[Data extracted from a collection]
— start —

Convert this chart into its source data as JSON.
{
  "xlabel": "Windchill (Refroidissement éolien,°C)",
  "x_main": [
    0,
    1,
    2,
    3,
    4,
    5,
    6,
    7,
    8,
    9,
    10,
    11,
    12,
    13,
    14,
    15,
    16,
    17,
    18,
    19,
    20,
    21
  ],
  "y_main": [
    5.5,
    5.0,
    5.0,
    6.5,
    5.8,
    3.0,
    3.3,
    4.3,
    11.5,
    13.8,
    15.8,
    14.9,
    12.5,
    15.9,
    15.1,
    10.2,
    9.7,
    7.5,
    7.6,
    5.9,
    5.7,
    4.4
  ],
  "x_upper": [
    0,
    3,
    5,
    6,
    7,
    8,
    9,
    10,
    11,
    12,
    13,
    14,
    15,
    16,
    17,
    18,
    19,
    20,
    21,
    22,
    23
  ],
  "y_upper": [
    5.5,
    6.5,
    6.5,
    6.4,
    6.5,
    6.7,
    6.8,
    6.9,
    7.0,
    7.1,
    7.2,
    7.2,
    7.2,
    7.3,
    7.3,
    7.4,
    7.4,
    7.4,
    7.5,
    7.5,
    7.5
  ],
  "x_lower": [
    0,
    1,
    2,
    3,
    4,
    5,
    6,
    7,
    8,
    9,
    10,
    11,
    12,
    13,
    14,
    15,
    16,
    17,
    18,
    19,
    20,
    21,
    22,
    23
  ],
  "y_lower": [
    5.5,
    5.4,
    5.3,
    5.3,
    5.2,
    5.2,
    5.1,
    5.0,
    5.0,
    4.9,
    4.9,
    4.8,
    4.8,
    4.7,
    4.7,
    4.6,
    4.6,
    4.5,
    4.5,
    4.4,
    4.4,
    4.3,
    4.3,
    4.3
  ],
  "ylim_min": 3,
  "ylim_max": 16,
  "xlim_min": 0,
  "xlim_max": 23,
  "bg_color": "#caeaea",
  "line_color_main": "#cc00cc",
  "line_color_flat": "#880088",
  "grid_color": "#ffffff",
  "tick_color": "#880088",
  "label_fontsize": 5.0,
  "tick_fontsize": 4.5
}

— end —

> _EXERCISE DETAILS_
Every entry should be printed again exactly as written.

> _EXERCISE ANSWER_
Convert this chart into its source data as JSON.
{
  "xlabel": "Windchill (Refroidissement éolien,°C)",
  "x_main": [
    0,
    1,
    2,
    3,
    4,
    5,
    6,
    7,
    8,
    9,
    10,
    11,
    12,
    13,
    14,
    15,
    16,
    17,
    18,
    19,
    20,
    21
  ],
  "y_main": [
    5.5,
    5.0,
    5.0,
    6.5,
    5.8,
    3.0,
    3.3,
    4.3,
    11.5,
    13.8,
    15.8,
    14.9,
    12.5,
    15.9,
    15.1,
    10.2,
    9.7,
    7.5,
    7.6,
    5.9,
    5.7,
    4.4
  ],
  "x_upper": [
    0,
    3,
    5,
    6,
    7,
    8,
    9,
    10,
    11,
    12,
    13,
    14,
    15,
    16,
    17,
    18,
    19,
    20,
    21,
    22,
    23
  ],
  "y_upper": [
    5.5,
    6.5,
    6.5,
    6.4,
    6.5,
    6.7,
    6.8,
    6.9,
    7.0,
    7.1,
    7.2,
    7.2,
    7.2,
    7.3,
    7.3,
    7.4,
    7.4,
    7.4,
    7.5,
    7.5,
    7.5
  ],
  "x_lower": [
    0,
    1,
    2,
    3,
    4,
    5,
    6,
    7,
    8,
    9,
    10,
    11,
    12,
    13,
    14,
    15,
    16,
    17,
    18,
    19,
    20,
    21,
    22,
    23
  ],
  "y_lower": [
    5.5,
    5.4,
    5.3,
    5.3,
    5.2,
    5.2,
    5.1,
    5.0,
    5.0,
    4.9,
    4.9,
    4.8,
    4.8,
    4.7,
    4.7,
    4.6,
    4.6,
    4.5,
    4.5,
    4.4,
    4.4,
    4.3,
    4.3,
    4.3
  ],
  "ylim_min": 3,
  "ylim_max": 16,
  "xlim_min": 0,
  "xlim_max": 23,
  "bg_color": "#caeaea",
  "line_color_main": "#cc00cc",
  "line_color_flat": "#880088",
  "grid_color": "#ffffff",
  "tick_color": "#880088",
  "label_fontsize": 5.0,
  "tick_fontsize": 4.5
}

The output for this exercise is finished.